(Annotation data for visual layouts)
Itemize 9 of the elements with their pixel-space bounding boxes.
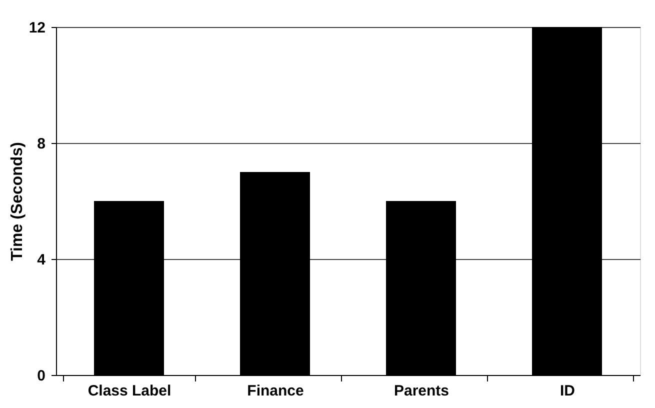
x-tick-label: ID (560, 382, 576, 400)
y-tick-label: 12 (28, 20, 46, 36)
x-tick-label: Parents (394, 382, 450, 400)
y-tick-label: 8 (37, 136, 46, 152)
y-axis-title: Time (Seconds) (8, 142, 26, 261)
y-tick-label: 0 (37, 368, 46, 384)
x-tick-label: Finance (247, 382, 304, 400)
y-tick-label: 4 (37, 252, 46, 268)
x-tick-label: Class Label (88, 382, 172, 400)
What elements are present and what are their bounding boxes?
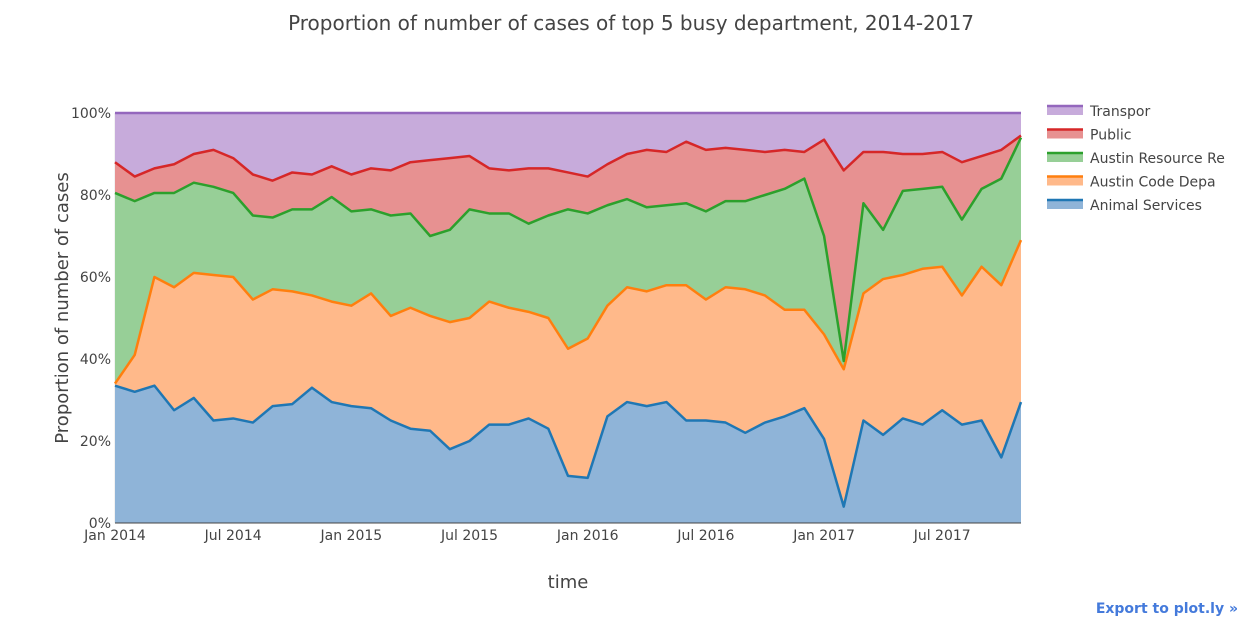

The request
Render every line of the listing above as a numbered list, dropping blank lines and omitting the pictures.

Finished exercise
1. Itemize 9 of the elements with their pixel-space bounding boxes.
2. x-tick-label: ID (560, 382, 576, 400)
3. y-tick-label: 12 (28, 20, 46, 36)
4. x-tick-label: Parents (394, 382, 450, 400)
5. y-tick-label: 8 (37, 136, 46, 152)
6. y-axis-title: Time (Seconds) (8, 142, 26, 261)
7. y-tick-label: 0 (37, 368, 46, 384)
8. x-tick-label: Finance (247, 382, 304, 400)
9. y-tick-label: 4 (37, 252, 46, 268)
10. x-tick-label: Class Label (88, 382, 172, 400)
11. What elements are present and what are their bounding boxes?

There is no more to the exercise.